→ **Directions for this task**
Repeat the listing below in full, exactly as it stands.

* Begin Supplied entries *

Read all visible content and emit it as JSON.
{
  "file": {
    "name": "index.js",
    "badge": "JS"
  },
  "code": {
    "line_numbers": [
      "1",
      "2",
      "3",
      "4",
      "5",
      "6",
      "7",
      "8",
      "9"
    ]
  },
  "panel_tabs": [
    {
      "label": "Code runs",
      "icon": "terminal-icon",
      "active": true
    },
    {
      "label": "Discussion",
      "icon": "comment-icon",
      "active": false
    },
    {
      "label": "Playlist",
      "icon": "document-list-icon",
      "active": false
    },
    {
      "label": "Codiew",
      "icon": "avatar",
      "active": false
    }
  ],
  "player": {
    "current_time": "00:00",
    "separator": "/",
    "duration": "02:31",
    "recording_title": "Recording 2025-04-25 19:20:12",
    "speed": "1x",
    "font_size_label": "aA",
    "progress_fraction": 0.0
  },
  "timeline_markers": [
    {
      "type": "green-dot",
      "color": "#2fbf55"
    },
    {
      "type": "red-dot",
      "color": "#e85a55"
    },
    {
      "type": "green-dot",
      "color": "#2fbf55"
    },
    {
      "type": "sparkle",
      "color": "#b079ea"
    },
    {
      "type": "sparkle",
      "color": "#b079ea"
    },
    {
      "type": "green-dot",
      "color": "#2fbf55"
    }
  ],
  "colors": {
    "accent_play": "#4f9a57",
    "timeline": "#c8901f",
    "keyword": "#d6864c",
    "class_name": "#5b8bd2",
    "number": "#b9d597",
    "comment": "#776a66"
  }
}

* End Supplied entries *

→ **Task output**
Read all visible content and emit it as JSON.
{
  "file": {
    "name": "index.js",
    "badge": "JS"
  },
  "code": {
    "line_numbers": [
      "1",
      "2",
      "3",
      "4",
      "5",
      "6",
      "7",
      "8",
      "9"
    ]
  },
  "panel_tabs": [
    {
      "label": "Code runs",
      "icon": "terminal-icon",
      "active": true
    },
    {
      "label": "Discussion",
      "icon": "comment-icon",
      "active": false
    },
    {
      "label": "Playlist",
      "icon": "document-list-icon",
      "active": false
    },
    {
      "label": "Codiew",
      "icon": "avatar",
      "active": false
    }
  ],
  "player": {
    "current_time": "00:00",
    "separator": "/",
    "duration": "02:31",
    "recording_title": "Recording 2025-04-25 19:20:12",
    "speed": "1x",
    "font_size_label": "aA",
    "progress_fraction": 0.0
  },
  "timeline_markers": [
    {
      "type": "green-dot",
      "color": "#2fbf55"
    },
    {
      "type": "red-dot",
      "color": "#e85a55"
    },
    {
      "type": "green-dot",
      "color": "#2fbf55"
    },
    {
      "type": "sparkle",
      "color": "#b079ea"
    },
    {
      "type": "sparkle",
      "color": "#b079ea"
    },
    {
      "type": "green-dot",
      "color": "#2fbf55"
    }
  ],
  "colors": {
    "accent_play": "#4f9a57",
    "timeline": "#c8901f",
    "keyword": "#d6864c",
    "class_name": "#5b8bd2",
    "number": "#b9d597",
    "comment": "#776a66"
  }
}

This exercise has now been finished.